__Short task__: Return all of the entries word for word, but omit the pictures they contain.

__Exercise inputs__:
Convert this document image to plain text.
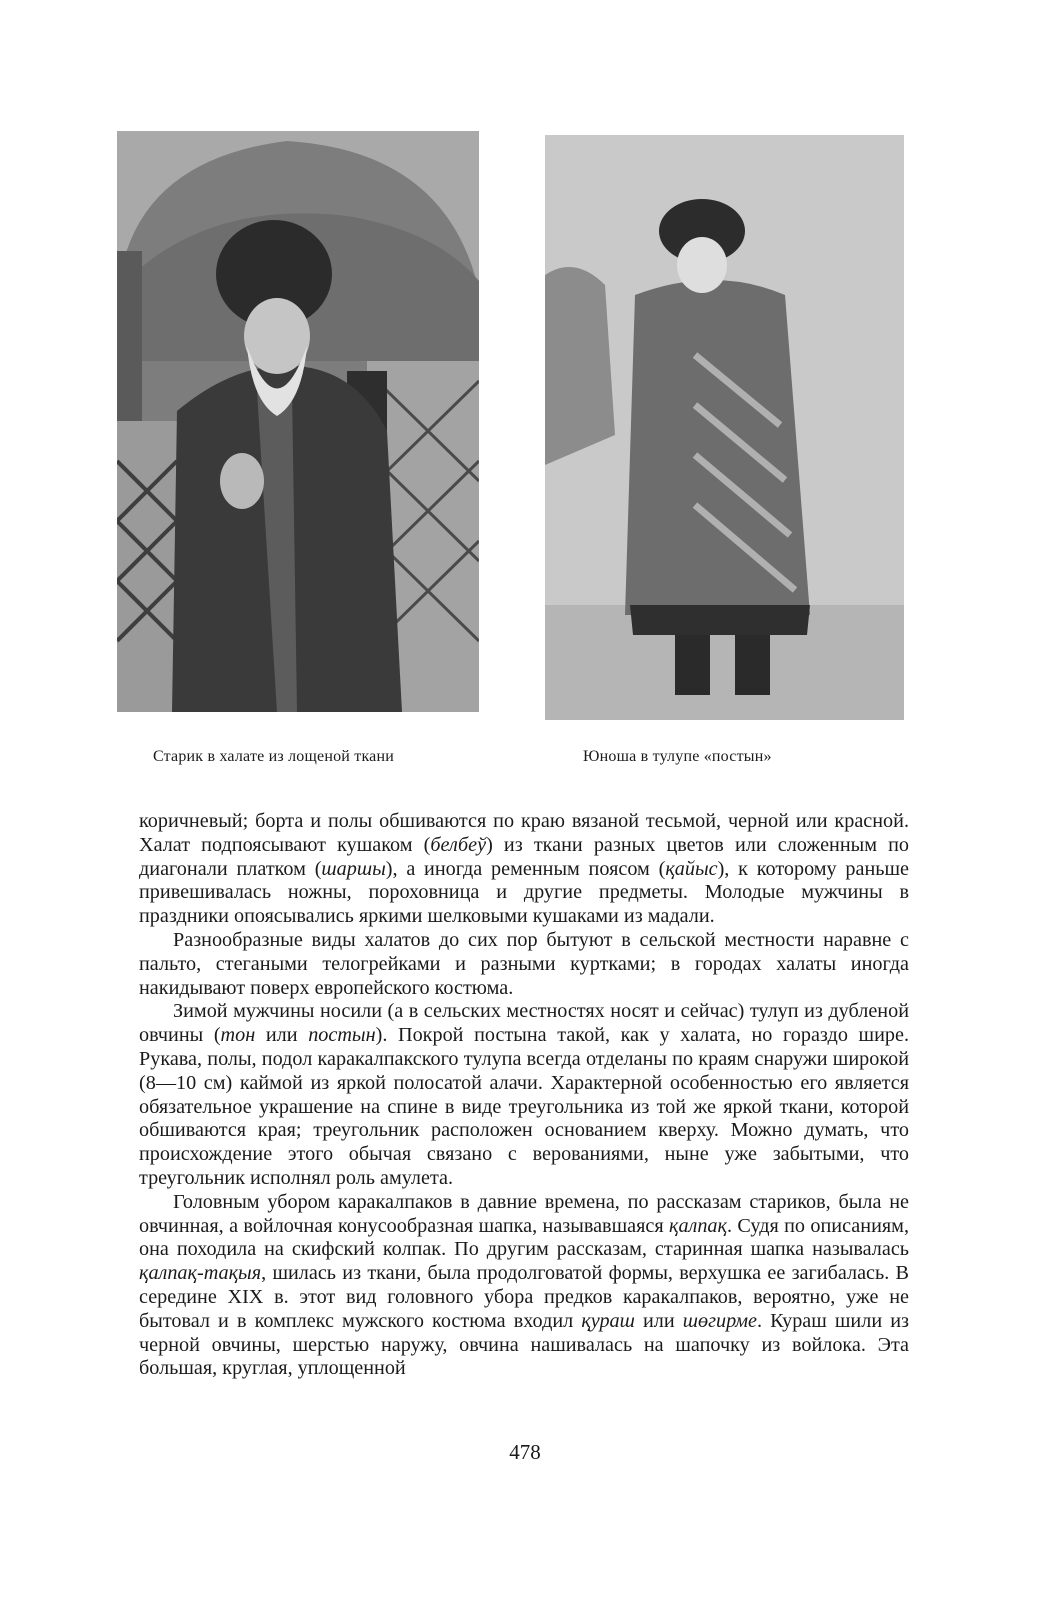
Старик в халате из лощеной ткани	Юноша в тулупе «постын»

коричневый; борта и полы обшиваются по краю вязаной тесьмой, черной или красной. Халат подпоясывают кушаком (белбеў) из ткани разных цветов или сложенным по диагонали платком (шаршы), а иногда ременным поясом (қайыс), к которому раньше привешивалась ножны, пороховница и другие предметы. Молодые мужчины в праздники опоясывались яркими шелковыми кушаками из мадали.

Разнообразные виды халатов до сих пор бытуют в сельской местности наравне с пальто, стегаными телогрейками и разными куртками; в городах халаты иногда накидывают поверх европейского костюма.

Зимой мужчины носили (а в сельских местностях носят и сейчас) тулуп из дубленой овчины (тон или постын). Покрой постына такой, как у халата, но гораздо шире. Рукава, полы, подол каракалпакского тулупа всегда отделаны по краям снаружи широкой (8—10 см) каймой из яркой полосатой алачи. Характерной особенностью его является обязательное украшение на спине в виде треугольника из той же яркой ткани, которой обшиваются края; треугольник расположен основанием кверху. Можно думать, что происхождение этого обычая связано с верованиями, ныне уже забытыми, что треугольник исполнял роль амулета.

Головным убором каракалпаков в давние времена, по рассказам стариков, была не овчинная, а войлочная конусообразная шапка, называвшаяся қалпақ. Судя по описаниям, она походила на скифский колпак. По другим рассказам, старинная шапка называлась қалпақ-тақыя, шилась из ткани, была продолговатой формы, верхушка ее загибалась. В середине XIX в. этот вид головного убора предков каракалпаков, вероятно, уже не бытовал и в комплекс мужского костюма входил қураш или шөгирме. Кураш шили из черной овчины, шерстью наружу, овчина нашивалась на шапочку из войлока. Эта большая, круглая, уплощенной

478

__Exercise solution__:
Convert this document image to plain text.
Старик в халате из лощеной ткани	Юноша в тулупе «постын»

коричневый; борта и полы обшиваются по краю вязаной тесьмой, черной или красной. Халат подпоясывают кушаком (белбеў) из ткани разных цветов или сложенным по диагонали платком (шаршы), а иногда ременным поясом (қайыс), к которому раньше привешивалась ножны, пороховница и другие предметы. Молодые мужчины в праздники опоясывались яркими шелковыми кушаками из мадали.

Разнообразные виды халатов до сих пор бытуют в сельской местности наравне с пальто, стегаными телогрейками и разными куртками; в городах халаты иногда накидывают поверх европейского костюма.

Зимой мужчины носили (а в сельских местностях носят и сейчас) тулуп из дубленой овчины (тон или постын). Покрой постына такой, как у халата, но гораздо шире. Рукава, полы, подол каракалпакского тулупа всегда отделаны по краям снаружи широкой (8—10 см) каймой из яркой полосатой алачи. Характерной особенностью его является обязательное украшение на спине в виде треугольника из той же яркой ткани, которой обшиваются края; треугольник расположен основанием кверху. Можно думать, что происхождение этого обычая связано с верованиями, ныне уже забытыми, что треугольник исполнял роль амулета.

Головным убором каракалпаков в давние времена, по рассказам стариков, была не овчинная, а войлочная конусообразная шапка, называвшаяся қалпақ. Судя по описаниям, она походила на скифский колпак. По другим рассказам, старинная шапка называлась қалпақ-тақыя, шилась из ткани, была продолговатой формы, верхушка ее загибалась. В середине XIX в. этот вид головного убора предков каракалпаков, вероятно, уже не бытовал и в комплекс мужского костюма входил қураш или шөгирме. Кураш шили из черной овчины, шерстью наружу, овчина нашивалась на шапочку из войлока. Эта большая, круглая, уплощенной

478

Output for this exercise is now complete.